▶ [Extracted data]
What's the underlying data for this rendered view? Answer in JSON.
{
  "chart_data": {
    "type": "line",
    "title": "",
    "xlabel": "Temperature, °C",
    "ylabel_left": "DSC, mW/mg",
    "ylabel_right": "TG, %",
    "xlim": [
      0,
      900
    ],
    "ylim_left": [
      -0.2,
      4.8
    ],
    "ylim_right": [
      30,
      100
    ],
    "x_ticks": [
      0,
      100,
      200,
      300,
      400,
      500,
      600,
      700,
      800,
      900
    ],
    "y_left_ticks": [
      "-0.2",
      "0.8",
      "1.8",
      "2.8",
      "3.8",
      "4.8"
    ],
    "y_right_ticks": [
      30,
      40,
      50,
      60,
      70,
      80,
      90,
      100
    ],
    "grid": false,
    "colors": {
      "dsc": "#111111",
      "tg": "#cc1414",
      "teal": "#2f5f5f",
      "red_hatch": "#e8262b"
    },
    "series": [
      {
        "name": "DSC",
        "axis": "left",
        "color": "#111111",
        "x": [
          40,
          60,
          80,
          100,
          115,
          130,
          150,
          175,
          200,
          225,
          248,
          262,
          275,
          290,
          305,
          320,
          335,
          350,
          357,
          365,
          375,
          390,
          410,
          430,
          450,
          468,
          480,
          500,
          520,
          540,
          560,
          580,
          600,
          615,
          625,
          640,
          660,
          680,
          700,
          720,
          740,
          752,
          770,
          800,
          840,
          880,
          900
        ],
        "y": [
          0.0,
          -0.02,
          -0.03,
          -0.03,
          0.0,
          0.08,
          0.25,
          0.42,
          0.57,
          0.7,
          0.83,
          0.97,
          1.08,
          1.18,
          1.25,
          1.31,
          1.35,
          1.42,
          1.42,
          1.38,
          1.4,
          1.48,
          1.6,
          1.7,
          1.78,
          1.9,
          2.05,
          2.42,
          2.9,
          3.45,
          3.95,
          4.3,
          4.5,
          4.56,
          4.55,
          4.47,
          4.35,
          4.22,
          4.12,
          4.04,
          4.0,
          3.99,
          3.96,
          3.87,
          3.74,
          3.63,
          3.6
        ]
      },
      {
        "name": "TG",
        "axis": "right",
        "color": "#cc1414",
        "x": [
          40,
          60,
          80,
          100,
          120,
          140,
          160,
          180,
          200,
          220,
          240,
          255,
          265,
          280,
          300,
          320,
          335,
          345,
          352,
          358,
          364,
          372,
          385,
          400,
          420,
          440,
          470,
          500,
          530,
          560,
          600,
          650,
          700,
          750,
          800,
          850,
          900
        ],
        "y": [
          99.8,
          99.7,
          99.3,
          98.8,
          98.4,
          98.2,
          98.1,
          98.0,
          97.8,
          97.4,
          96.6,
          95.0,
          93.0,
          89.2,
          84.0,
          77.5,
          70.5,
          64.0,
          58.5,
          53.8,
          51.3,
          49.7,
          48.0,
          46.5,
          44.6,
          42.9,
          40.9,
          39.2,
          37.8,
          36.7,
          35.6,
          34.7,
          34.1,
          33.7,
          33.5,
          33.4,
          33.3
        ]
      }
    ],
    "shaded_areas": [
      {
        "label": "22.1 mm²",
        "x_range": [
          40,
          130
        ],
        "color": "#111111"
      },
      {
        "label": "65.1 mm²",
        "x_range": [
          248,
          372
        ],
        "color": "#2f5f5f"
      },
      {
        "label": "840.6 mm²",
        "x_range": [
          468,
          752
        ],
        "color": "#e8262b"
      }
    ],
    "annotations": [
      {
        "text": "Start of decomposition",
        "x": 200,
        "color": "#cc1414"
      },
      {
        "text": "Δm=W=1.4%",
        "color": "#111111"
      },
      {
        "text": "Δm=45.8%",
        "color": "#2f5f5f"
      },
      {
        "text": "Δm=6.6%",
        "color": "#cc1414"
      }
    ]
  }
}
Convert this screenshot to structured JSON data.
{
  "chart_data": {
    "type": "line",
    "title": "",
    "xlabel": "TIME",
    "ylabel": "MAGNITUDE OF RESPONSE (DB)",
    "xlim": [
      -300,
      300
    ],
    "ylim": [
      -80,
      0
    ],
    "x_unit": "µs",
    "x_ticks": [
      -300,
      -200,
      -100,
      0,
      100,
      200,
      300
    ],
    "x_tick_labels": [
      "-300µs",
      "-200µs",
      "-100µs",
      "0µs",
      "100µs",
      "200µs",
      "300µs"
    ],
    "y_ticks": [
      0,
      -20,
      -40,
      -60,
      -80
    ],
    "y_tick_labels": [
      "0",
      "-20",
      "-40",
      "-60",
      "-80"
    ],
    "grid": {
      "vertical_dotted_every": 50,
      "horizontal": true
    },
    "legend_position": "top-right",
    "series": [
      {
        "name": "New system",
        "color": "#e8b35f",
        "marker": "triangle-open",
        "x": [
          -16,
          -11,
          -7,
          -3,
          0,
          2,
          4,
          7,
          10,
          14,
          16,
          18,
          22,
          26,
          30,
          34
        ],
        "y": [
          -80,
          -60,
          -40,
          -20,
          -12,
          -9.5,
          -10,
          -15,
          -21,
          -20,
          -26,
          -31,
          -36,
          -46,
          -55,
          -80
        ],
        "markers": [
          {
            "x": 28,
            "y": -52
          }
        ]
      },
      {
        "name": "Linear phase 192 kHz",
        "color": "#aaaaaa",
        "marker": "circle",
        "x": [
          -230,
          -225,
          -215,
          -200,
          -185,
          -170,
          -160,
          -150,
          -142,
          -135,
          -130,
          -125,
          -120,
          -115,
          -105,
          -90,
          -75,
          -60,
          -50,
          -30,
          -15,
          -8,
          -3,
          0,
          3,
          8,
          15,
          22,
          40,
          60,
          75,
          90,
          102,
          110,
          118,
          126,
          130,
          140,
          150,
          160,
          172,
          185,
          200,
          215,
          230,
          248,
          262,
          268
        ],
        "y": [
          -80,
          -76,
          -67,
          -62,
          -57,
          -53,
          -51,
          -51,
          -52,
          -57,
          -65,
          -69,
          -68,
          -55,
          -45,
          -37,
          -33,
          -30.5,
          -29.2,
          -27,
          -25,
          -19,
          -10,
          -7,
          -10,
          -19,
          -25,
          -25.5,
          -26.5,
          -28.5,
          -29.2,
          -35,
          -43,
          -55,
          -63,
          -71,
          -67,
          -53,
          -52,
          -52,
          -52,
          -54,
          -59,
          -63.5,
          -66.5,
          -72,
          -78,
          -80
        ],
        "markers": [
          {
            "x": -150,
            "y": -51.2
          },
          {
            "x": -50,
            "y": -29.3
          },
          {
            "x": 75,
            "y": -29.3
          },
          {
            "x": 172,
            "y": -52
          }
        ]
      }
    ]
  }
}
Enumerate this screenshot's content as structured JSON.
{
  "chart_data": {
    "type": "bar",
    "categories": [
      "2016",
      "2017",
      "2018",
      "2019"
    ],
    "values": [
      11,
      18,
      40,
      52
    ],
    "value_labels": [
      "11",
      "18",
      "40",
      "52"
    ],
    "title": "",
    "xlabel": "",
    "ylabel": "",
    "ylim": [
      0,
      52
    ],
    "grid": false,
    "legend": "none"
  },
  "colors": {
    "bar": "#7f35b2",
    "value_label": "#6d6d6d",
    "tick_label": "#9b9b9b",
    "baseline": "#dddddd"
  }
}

▶ [Description of the task] Identify the lines in the records above that contain the word "screenshot", then state how many there are and nothing more.

▶ [Output for this task] 2